*AIM OF THE TASK:*
Copy out every record precisely.

*Dataset rows:*
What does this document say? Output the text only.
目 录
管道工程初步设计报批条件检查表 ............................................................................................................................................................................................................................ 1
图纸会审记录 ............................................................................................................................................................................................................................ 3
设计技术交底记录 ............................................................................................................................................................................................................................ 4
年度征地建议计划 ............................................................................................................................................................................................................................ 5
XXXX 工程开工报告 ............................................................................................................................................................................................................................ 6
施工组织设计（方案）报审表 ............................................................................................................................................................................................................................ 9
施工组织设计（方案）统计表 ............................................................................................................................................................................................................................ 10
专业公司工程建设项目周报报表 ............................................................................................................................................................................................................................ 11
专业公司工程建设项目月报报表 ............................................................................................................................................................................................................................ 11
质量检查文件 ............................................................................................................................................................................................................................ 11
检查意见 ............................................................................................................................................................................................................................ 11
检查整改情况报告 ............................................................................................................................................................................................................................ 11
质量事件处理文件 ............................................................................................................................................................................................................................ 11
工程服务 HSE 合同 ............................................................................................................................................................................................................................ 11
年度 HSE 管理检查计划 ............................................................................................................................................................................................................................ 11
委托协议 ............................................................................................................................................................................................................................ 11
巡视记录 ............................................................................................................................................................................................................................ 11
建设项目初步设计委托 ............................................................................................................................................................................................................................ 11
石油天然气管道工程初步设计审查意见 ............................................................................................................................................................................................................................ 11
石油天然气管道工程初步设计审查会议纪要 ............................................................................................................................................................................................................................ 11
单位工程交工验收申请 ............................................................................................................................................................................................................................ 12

*TASK OUTPUT:*
What does this document say? Output the text only.
目 录
管道工程初步设计报批条件检查表 ............................................................................................................................................................................................................................ 1
图纸会审记录 ............................................................................................................................................................................................................................ 3
设计技术交底记录 ............................................................................................................................................................................................................................ 4
年度征地建议计划 ............................................................................................................................................................................................................................ 5
XXXX 工程开工报告 ............................................................................................................................................................................................................................ 6
施工组织设计（方案）报审表 ............................................................................................................................................................................................................................ 9
施工组织设计（方案）统计表 ............................................................................................................................................................................................................................ 10
专业公司工程建设项目周报报表 ............................................................................................................................................................................................................................ 11
专业公司工程建设项目月报报表 ............................................................................................................................................................................................................................ 11
质量检查文件 ............................................................................................................................................................................................................................ 11
检查意见 ............................................................................................................................................................................................................................ 11
检查整改情况报告 ............................................................................................................................................................................................................................ 11
质量事件处理文件 ............................................................................................................................................................................................................................ 11
工程服务 HSE 合同 ............................................................................................................................................................................................................................ 11
年度 HSE 管理检查计划 ............................................................................................................................................................................................................................ 11
委托协议 ............................................................................................................................................................................................................................ 11
巡视记录 ............................................................................................................................................................................................................................ 11
建设项目初步设计委托 ............................................................................................................................................................................................................................ 11
石油天然气管道工程初步设计审查意见 ............................................................................................................................................................................................................................ 11
石油天然气管道工程初步设计审查会议纪要 ............................................................................................................................................................................................................................ 11
单位工程交工验收申请 ............................................................................................................................................................................................................................ 12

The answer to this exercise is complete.